▶ _Records provided_:

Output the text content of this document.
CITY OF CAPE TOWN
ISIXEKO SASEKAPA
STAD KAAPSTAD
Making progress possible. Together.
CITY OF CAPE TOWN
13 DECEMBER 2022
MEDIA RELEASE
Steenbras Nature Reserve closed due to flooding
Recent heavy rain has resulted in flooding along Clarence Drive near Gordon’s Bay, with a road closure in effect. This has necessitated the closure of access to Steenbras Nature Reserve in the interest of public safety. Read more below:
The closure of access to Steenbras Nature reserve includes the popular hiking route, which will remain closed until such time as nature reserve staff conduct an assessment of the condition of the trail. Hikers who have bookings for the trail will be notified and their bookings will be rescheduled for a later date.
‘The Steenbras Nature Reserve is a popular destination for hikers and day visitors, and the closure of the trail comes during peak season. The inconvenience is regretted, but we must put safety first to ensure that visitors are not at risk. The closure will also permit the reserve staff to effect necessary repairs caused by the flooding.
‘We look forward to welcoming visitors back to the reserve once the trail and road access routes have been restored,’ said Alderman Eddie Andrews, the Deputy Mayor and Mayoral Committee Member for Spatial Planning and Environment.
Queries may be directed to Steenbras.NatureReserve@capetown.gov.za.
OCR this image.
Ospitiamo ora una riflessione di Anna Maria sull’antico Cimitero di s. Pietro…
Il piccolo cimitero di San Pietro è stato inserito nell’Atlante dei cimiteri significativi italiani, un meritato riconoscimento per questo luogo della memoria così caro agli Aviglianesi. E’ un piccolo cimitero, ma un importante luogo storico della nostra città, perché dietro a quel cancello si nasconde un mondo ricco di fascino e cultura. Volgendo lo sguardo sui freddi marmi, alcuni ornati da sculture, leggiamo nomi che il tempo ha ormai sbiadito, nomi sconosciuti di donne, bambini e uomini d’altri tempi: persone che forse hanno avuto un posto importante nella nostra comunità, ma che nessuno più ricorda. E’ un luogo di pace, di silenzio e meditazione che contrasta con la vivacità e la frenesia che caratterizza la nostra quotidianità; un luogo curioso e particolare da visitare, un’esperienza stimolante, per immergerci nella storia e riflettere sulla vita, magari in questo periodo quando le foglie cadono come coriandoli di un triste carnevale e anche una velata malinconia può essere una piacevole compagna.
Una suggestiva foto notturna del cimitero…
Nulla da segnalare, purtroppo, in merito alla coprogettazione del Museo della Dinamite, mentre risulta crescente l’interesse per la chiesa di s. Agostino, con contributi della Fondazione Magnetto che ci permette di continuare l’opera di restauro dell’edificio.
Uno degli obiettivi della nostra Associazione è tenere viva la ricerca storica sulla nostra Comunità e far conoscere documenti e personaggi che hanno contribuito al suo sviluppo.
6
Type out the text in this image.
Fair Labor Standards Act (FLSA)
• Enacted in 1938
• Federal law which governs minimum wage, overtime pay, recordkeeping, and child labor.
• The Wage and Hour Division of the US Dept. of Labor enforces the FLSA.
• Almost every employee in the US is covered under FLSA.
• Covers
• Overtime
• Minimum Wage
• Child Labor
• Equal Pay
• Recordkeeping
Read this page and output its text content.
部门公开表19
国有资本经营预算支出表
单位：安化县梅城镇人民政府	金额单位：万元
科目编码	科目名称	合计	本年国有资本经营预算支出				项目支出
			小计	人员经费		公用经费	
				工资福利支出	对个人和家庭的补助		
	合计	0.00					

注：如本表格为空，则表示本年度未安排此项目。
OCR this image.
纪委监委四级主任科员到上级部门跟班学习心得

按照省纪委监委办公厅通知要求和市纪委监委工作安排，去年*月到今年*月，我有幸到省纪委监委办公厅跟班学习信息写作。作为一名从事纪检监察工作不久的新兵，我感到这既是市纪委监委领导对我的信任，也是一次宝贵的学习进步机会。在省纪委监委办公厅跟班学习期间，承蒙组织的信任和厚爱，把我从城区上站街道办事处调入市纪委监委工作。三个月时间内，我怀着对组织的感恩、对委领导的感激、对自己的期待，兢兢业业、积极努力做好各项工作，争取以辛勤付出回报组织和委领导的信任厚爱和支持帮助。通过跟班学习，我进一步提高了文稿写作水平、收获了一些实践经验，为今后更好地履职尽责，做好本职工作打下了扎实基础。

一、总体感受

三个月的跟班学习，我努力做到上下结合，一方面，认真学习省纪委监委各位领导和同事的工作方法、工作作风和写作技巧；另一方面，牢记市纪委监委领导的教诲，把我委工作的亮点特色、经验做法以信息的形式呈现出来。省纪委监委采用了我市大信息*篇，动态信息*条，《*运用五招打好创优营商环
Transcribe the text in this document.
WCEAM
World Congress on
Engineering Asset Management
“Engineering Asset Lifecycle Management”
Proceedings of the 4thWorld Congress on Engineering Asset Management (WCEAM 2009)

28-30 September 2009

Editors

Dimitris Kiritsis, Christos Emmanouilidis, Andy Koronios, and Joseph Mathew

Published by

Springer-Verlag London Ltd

▶ _Objective_: List the lines that contain the word "WCEAM".

▶ _Written solution_:
WCEAM
Proceedings of the 4thWorld Congress on Engineering Asset Management (WCEAM 2009)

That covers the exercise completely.